> _Exercise tasks_:
• A. Answer these questions using the blog post.
(i) What does the writer think the blue flowers beside the highway are?
(ii) What are the black birds with red blazes on their wings called?
(iii) Who sold a first novel while a grad student?
• B. Pick up the blog post on writers and competition after its final sentence, and keep the same voice.

-- Document segment follows --

Since I started working in Trenton, I’ve noticed these on the side of the highway for the first time — blue flowers growing on stalks a foot or two high. Once I started looking, I found them everywhere. I think they’re chicory.
I visited my brother in the Chicago suburbs this summer and was surprised when he didn’t know what the black birds with the red blazes on their wings were called — it’s so striking, it looks like a digital effect. (They’re red-winged blackbirds.) But it turns out that I’ve lived in this area for 38 actual years, and somehow I can still discover things that are absolutely everywhere.
August 18, 2022
There are no objective metrics

Kristine Kathryn Rusch has a post up today on “How Writers Fail”; the topic is “competition.” Specifically, the thesis is that viewing yourself as competing with other writers will tend to provide excuses not to write, because there’s always a worse writer doing better than you. If you’re competing against someone less skilled and they do better, then the game must be rigged; and no one wants to play a rigged game.
To be clear, the point of Kris’ piece is it’s not a game; you can’t win or lose at writing. (It’s long, my quick summary can’t do it justice, go read it.) Which maybe explains why I’ve been at it so long with so little, career-wise, to show for it.
I’m not immune to the jealousies she talks about. There are authors it’s taken me forever to read because I watched them come up while I was struggling to sell my first short story. Maybe more insidious are the metrics. China Mieville sold his first novel as a grad student. Mary Robinette Kowal made her first professional sale the same year I did (or so I once calculated, she may in fact have been a year or two earlier). I look at authors’ ages a lot, as if being a few years younger than someone who’s been successful for decades is some weird sign that it’s not over for me yet. Catherynne Valente is about a year older than me. Ta-Nehisi Coates is five years older. Lin-Manuel Miranda is I think a few months younger. Emily Oster is actually exactly my age, like born on my literal birthday, and has tenure at an Ivy League university. Zachary Jernigan is my age and someone called him the new Gene Wolfe in a blurb.

-- Document segment concluded --
-- Data extract follows --

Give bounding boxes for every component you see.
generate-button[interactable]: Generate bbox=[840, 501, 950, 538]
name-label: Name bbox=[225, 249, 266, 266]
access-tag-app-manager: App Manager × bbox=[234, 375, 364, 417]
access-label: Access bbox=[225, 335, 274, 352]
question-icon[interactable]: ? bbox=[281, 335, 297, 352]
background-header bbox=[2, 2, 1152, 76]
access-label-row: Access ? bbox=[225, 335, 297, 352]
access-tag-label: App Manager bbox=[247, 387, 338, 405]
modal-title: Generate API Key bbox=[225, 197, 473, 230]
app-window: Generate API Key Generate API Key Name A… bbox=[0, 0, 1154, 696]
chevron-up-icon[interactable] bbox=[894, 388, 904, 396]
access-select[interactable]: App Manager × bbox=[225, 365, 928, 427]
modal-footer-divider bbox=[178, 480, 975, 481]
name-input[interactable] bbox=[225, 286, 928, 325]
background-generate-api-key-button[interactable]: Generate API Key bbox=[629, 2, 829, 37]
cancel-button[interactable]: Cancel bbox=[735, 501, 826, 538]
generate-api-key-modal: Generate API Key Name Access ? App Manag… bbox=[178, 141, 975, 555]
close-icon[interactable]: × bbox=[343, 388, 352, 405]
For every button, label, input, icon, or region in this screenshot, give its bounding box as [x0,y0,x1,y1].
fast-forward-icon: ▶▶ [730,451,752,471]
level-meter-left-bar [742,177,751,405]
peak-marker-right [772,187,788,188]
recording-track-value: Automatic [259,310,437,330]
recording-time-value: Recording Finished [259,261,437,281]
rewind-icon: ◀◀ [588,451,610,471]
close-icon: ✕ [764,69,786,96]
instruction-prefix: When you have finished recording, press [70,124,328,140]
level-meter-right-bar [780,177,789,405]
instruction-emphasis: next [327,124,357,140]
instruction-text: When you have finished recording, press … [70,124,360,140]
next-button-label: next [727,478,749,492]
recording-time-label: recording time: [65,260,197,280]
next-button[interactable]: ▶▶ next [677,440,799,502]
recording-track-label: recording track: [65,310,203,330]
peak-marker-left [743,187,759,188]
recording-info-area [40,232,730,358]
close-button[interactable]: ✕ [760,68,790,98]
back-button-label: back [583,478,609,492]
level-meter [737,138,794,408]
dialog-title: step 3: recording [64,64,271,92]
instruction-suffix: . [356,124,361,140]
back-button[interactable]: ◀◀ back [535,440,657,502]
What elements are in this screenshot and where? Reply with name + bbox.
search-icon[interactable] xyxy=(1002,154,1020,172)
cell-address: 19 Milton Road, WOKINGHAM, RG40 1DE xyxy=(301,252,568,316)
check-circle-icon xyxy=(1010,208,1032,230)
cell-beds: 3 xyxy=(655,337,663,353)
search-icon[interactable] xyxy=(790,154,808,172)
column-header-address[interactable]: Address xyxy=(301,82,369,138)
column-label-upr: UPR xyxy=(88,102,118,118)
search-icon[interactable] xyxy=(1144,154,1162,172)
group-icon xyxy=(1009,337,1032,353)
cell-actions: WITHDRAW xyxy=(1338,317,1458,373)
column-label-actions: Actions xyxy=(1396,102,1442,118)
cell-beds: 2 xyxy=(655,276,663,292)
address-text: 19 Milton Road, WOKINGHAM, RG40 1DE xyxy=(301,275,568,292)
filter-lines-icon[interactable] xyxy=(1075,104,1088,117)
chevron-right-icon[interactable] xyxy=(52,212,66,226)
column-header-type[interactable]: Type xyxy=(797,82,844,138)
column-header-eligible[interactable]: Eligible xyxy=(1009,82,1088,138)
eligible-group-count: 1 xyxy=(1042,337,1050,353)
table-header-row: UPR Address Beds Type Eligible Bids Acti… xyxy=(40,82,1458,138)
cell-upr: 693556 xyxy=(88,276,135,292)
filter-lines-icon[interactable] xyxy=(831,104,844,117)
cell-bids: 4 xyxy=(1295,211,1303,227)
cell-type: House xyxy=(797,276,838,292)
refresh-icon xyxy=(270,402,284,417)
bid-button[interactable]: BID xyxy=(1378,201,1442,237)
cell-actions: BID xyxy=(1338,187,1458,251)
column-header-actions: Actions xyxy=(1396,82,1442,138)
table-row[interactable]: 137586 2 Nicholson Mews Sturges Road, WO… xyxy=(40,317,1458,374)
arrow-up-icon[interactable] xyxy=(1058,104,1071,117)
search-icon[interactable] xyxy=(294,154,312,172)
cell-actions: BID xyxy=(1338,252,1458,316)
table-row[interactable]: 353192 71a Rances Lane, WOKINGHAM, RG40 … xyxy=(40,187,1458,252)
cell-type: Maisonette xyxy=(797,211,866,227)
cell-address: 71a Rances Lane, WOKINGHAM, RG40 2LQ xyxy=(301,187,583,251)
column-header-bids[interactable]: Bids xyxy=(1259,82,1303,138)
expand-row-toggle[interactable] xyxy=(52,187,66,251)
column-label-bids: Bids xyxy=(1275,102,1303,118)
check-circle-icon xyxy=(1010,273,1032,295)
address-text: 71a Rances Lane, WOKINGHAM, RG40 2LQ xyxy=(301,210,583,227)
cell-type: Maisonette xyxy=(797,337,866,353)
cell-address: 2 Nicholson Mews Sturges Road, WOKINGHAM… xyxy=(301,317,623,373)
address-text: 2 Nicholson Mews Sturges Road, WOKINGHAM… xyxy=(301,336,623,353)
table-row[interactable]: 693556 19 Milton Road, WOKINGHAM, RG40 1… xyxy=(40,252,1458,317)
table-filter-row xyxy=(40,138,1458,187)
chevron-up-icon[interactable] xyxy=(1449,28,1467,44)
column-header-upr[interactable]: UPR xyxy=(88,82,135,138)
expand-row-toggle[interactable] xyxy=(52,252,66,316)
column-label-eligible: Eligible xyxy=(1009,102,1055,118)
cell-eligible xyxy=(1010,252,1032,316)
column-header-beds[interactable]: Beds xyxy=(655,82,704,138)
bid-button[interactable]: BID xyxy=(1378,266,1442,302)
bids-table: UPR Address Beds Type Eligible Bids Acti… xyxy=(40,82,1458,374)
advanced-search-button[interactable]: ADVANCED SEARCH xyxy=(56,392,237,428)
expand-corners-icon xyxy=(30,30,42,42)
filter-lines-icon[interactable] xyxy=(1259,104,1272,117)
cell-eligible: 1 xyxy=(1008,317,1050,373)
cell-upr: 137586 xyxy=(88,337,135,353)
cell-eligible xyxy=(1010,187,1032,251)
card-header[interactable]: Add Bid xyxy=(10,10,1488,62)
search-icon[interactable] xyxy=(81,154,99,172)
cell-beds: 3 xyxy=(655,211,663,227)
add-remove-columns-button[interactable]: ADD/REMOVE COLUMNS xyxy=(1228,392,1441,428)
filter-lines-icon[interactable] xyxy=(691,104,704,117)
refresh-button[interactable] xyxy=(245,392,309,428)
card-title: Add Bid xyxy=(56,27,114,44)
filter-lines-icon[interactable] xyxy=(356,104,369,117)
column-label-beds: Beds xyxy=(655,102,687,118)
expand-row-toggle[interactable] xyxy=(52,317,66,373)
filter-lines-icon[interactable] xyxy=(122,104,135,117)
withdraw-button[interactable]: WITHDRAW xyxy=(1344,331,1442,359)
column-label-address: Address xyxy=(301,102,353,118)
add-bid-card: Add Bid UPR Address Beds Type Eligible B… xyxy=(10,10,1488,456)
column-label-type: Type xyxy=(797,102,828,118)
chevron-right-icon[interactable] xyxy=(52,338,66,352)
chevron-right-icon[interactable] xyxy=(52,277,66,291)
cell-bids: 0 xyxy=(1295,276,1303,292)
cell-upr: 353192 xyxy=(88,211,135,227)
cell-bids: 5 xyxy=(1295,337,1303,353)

-- Data extract concluded --

> _Answers by item number_:
• A.
(i) Chicory
(ii) Red-winged blackbirds
(iii) China Mieville

• B.
You don’t hear much about Zachary Jernigan these days. I can’t stress enough how even remotely dunk-adjacent this isn’t; it’s just a fact that he’s not gotten as famous as the other people I mentioned. If this were a game, he’d be beating me, but not them.
Man, though. Writing to evoke Delany, Zelazny, Wolfe? Like, isn’t this stuff I should be laying eyes on? Doesn’t this sound like what I want? One of those authors I wouldn’t read for jealousy… when I finally read her work, it gave me my nickname for my oldest daughter. I still use it, nine years later. I mean, what a thing to miss. Right?
And I think… I mean, everyone metabolizes these toxic comparisons in their own way, and mine is avoiding. But, for me, this is the real damage, the angle Kris doesn’t quite talk about. I’m too old for “you’re going to be a failed writer” to have much sting; by any objective metric I’ve failed already, but the good news is there are no objective metrics and nothing actually stopping me from killing it tomorrow.
But I got into this because I know the value of the right book. And depriving myself of that is no way to live.
Anyway, resolved: I should learn to write shorter posts. And I should pick up No Return, by Zachary Jernigan. (Even if Tamsyn Muir is actually the new Gene Wolfe.)